-- Start --

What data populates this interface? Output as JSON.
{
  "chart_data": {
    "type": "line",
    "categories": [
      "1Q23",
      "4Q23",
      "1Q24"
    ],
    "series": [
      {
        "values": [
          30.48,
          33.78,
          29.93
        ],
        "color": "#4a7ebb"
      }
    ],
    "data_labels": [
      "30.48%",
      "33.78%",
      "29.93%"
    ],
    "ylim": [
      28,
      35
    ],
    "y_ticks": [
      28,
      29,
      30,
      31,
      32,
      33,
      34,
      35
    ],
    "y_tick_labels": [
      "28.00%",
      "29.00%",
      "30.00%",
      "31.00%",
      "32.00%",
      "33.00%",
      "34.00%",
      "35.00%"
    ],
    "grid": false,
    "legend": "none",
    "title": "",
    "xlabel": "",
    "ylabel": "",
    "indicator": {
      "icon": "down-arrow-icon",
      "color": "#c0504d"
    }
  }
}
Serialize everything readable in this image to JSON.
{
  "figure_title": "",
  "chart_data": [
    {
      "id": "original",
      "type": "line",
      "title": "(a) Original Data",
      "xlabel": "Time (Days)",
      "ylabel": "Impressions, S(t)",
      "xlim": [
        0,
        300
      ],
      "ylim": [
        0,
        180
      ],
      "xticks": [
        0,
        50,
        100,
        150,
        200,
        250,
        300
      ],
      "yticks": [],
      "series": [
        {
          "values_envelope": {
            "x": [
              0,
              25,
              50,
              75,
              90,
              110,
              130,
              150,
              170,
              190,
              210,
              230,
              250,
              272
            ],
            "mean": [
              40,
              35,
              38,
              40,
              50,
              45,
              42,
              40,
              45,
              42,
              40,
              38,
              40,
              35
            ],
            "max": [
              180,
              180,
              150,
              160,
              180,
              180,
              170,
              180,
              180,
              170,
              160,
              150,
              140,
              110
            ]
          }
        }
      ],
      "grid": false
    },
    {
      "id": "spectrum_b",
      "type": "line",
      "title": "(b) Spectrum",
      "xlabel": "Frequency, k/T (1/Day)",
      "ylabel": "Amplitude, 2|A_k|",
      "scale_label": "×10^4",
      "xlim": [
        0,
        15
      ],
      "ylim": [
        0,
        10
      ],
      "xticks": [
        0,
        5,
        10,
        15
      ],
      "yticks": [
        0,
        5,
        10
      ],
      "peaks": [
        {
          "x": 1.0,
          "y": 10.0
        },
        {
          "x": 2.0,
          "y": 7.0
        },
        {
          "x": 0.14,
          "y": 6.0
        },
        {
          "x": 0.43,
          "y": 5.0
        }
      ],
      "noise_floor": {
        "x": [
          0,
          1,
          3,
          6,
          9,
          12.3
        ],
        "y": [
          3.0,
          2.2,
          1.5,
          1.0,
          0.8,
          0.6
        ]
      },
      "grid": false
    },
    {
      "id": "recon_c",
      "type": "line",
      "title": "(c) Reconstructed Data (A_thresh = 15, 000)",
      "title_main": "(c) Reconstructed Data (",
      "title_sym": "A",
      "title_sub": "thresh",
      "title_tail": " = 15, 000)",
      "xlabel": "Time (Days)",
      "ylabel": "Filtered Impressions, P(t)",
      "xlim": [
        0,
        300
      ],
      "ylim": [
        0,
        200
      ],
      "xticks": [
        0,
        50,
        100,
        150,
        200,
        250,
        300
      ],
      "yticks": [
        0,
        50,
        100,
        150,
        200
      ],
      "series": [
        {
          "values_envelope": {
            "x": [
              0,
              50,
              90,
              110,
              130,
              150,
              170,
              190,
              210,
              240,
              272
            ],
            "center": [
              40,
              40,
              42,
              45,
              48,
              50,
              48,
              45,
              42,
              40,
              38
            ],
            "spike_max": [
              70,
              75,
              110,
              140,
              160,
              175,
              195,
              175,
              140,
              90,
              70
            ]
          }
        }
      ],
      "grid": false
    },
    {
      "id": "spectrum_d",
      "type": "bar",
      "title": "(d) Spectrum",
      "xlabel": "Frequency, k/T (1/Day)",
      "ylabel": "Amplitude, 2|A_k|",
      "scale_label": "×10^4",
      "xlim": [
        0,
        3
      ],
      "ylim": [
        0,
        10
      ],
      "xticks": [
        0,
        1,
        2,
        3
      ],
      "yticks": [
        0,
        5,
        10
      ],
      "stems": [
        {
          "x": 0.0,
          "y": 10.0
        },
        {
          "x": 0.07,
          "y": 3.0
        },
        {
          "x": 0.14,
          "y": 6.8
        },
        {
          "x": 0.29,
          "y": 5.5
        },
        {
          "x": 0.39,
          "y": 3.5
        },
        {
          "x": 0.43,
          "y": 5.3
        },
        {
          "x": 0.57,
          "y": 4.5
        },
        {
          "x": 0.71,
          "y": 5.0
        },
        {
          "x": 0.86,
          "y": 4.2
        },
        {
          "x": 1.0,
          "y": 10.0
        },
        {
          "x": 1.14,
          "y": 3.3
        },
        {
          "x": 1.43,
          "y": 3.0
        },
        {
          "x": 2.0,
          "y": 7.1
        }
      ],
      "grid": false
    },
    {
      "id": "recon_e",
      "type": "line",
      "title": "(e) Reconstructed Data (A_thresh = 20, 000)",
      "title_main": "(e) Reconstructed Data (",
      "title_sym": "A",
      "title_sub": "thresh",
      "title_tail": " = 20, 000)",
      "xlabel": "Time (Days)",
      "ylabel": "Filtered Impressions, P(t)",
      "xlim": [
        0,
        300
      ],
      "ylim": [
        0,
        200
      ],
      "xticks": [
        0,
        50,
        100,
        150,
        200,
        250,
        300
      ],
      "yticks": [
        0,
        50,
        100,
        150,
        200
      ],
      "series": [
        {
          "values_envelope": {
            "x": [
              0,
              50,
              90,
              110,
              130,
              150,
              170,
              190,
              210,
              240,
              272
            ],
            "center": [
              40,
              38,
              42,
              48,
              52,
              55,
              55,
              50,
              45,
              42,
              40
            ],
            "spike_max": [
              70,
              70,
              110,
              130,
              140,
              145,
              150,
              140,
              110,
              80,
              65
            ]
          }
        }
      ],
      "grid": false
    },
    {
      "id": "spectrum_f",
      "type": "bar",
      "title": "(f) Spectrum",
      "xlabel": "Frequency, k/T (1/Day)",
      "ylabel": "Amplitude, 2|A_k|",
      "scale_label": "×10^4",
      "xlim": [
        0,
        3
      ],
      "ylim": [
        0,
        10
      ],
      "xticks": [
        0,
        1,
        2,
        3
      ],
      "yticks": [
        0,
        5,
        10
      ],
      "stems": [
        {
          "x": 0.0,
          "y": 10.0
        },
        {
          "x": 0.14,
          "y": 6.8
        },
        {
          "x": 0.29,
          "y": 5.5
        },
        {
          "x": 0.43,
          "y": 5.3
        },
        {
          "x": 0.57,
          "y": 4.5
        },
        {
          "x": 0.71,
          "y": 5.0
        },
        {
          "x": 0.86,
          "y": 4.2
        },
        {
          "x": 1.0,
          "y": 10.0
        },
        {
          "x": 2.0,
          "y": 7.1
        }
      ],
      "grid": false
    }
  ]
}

-- End --

* [Task brief] Look through the data above. Find each line with the string "this" and copy it.

* [Problem solution]
What data populates this interface? Output as JSON.
Serialize everything readable in this image to JSON.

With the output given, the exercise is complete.